[Rows start]
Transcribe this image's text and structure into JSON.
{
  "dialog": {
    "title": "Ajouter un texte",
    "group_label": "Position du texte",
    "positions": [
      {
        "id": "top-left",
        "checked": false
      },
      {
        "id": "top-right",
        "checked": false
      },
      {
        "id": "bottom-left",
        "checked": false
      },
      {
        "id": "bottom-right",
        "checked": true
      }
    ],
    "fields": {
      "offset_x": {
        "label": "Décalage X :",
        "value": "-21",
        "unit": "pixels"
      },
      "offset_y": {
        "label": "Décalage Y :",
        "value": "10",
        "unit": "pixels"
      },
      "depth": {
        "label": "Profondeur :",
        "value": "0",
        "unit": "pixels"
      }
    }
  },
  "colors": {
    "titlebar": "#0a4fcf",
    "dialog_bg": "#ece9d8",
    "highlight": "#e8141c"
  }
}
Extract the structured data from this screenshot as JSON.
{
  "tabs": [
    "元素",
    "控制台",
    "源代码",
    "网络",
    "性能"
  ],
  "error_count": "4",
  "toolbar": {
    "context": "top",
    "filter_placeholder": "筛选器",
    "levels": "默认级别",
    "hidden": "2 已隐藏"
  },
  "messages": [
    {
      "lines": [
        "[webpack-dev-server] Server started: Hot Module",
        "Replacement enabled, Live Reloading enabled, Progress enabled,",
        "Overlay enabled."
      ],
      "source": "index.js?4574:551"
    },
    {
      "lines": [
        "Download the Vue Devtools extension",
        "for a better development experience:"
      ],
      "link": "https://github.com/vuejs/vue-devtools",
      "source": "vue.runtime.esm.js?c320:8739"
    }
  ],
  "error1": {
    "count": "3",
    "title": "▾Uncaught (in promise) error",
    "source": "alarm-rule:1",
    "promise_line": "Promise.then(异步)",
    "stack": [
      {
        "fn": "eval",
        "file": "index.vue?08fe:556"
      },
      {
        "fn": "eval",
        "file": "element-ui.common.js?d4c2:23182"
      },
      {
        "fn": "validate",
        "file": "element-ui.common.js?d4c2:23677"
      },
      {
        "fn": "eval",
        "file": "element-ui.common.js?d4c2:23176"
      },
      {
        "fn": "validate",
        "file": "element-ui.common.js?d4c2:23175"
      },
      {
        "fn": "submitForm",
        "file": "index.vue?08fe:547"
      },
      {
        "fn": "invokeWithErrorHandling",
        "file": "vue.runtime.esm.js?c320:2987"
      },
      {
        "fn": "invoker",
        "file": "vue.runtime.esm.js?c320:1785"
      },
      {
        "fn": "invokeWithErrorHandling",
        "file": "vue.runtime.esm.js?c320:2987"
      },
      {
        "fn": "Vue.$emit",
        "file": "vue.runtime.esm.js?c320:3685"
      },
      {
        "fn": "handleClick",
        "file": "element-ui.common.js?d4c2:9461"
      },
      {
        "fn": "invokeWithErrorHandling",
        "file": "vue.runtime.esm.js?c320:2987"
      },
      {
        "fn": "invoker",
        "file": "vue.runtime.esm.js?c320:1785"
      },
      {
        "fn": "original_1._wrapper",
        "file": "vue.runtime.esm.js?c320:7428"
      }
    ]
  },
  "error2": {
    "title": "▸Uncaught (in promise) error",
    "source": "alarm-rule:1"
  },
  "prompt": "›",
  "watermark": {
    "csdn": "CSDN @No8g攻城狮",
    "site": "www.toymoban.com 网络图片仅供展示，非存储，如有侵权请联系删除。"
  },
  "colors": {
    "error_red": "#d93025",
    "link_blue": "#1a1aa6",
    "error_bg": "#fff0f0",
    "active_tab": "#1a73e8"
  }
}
[Rows end]
[Rows start]
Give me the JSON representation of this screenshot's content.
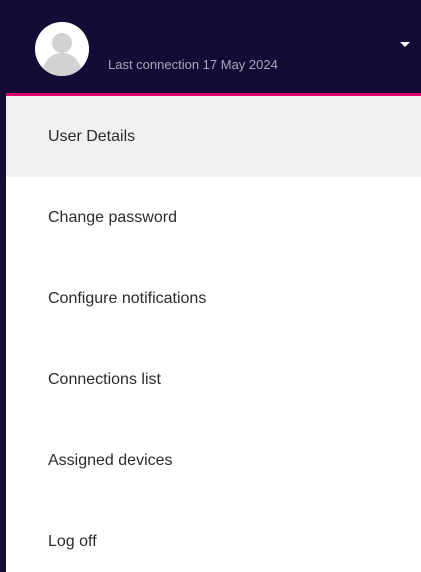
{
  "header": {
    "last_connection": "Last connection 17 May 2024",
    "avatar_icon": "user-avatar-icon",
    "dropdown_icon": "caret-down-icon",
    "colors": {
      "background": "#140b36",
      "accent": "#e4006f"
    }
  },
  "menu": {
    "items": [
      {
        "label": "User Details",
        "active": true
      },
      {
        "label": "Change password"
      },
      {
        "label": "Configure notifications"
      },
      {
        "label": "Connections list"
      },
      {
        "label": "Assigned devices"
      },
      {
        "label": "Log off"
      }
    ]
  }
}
[Rows end]
Aim of the task: Pick out the lines containing the word "enabled" and show them.

The completed task:
        "Replacement enabled, Live Reloading enabled, Progress enabled,",
        "Overlay enabled."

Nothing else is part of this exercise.